AIM:
An exact reproduction of the records is required, with all images left out.

— START OF DATASET RECORDS —

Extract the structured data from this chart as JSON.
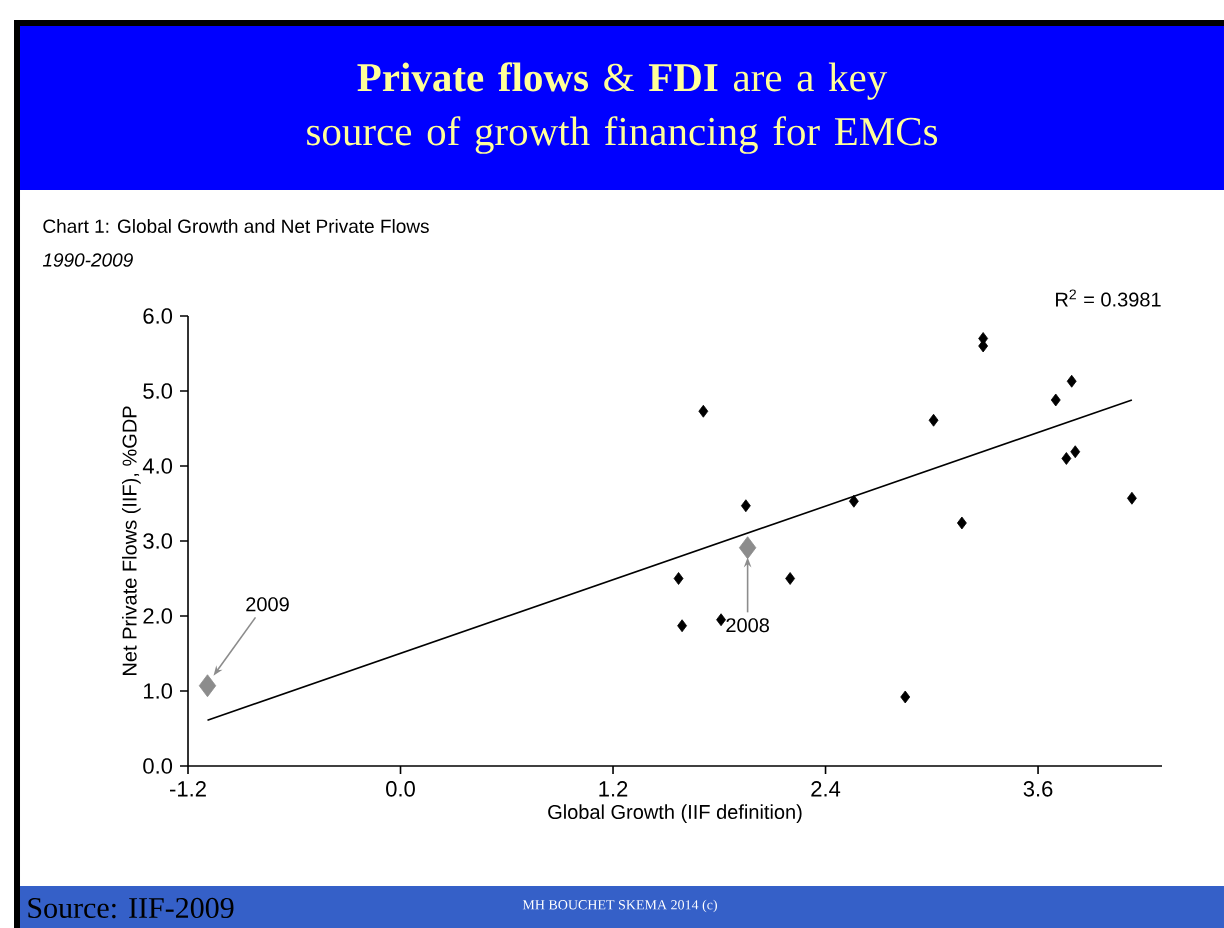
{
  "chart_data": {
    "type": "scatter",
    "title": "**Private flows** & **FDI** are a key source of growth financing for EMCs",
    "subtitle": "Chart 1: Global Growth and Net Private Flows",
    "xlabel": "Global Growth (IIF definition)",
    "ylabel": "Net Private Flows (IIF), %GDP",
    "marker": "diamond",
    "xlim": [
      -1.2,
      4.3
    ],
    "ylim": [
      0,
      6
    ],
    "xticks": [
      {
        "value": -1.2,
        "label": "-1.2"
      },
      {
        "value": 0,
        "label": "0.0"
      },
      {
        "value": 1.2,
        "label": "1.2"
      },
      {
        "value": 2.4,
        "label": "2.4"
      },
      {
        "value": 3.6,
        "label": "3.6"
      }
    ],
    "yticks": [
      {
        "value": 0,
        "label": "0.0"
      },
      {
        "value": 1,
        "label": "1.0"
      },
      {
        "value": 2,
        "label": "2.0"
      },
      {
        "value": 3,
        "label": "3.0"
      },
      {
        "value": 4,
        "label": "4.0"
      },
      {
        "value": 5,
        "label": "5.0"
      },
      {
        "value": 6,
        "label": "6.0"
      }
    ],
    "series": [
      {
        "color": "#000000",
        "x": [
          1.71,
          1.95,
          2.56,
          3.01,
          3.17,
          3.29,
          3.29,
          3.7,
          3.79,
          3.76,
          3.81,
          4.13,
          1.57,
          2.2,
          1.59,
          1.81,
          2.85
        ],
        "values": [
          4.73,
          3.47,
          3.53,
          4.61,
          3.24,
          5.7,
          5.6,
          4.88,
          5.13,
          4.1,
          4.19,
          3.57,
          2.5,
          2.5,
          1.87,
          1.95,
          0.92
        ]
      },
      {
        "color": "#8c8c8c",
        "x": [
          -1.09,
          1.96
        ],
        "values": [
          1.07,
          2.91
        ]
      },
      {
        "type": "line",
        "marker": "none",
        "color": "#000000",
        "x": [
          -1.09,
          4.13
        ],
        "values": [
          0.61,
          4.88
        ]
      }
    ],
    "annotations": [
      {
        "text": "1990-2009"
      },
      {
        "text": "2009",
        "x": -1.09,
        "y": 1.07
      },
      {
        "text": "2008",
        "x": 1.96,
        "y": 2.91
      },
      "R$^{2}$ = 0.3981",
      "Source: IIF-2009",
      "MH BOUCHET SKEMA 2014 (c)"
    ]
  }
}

— END OF DATASET RECORDS —

EXERCISE ANSWER:
Extract the structured data from this chart as JSON.
{
  "chart_data": {
    "type": "scatter",
    "title": "**Private flows** & **FDI** are a key source of growth financing for EMCs",
    "subtitle": "Chart 1: Global Growth and Net Private Flows",
    "xlabel": "Global Growth (IIF definition)",
    "ylabel": "Net Private Flows (IIF), %GDP",
    "marker": "diamond",
    "xlim": [
      -1.2,
      4.3
    ],
    "ylim": [
      0,
      6
    ],
    "xticks": [
      {
        "value": -1.2,
        "label": "-1.2"
      },
      {
        "value": 0,
        "label": "0.0"
      },
      {
        "value": 1.2,
        "label": "1.2"
      },
      {
        "value": 2.4,
        "label": "2.4"
      },
      {
        "value": 3.6,
        "label": "3.6"
      }
    ],
    "yticks": [
      {
        "value": 0,
        "label": "0.0"
      },
      {
        "value": 1,
        "label": "1.0"
      },
      {
        "value": 2,
        "label": "2.0"
      },
      {
        "value": 3,
        "label": "3.0"
      },
      {
        "value": 4,
        "label": "4.0"
      },
      {
        "value": 5,
        "label": "5.0"
      },
      {
        "value": 6,
        "label": "6.0"
      }
    ],
    "series": [
      {
        "color": "#000000",
        "x": [
          1.71,
          1.95,
          2.56,
          3.01,
          3.17,
          3.29,
          3.29,
          3.7,
          3.79,
          3.76,
          3.81,
          4.13,
          1.57,
          2.2,
          1.59,
          1.81,
          2.85
        ],
        "values": [
          4.73,
          3.47,
          3.53,
          4.61,
          3.24,
          5.7,
          5.6,
          4.88,
          5.13,
          4.1,
          4.19,
          3.57,
          2.5,
          2.5,
          1.87,
          1.95,
          0.92
        ]
      },
      {
        "color": "#8c8c8c",
        "x": [
          -1.09,
          1.96
        ],
        "values": [
          1.07,
          2.91
        ]
      },
      {
        "type": "line",
        "marker": "none",
        "color": "#000000",
        "x": [
          -1.09,
          4.13
        ],
        "values": [
          0.61,
          4.88
        ]
      }
    ],
    "annotations": [
      {
        "text": "1990-2009"
      },
      {
        "text": "2009",
        "x": -1.09,
        "y": 1.07
      },
      {
        "text": "2008",
        "x": 1.96,
        "y": 2.91
      },
      "R$^{2}$ = 0.3981",
      "Source: IIF-2009",
      "MH BOUCHET SKEMA 2014 (c)"
    ]
  }
}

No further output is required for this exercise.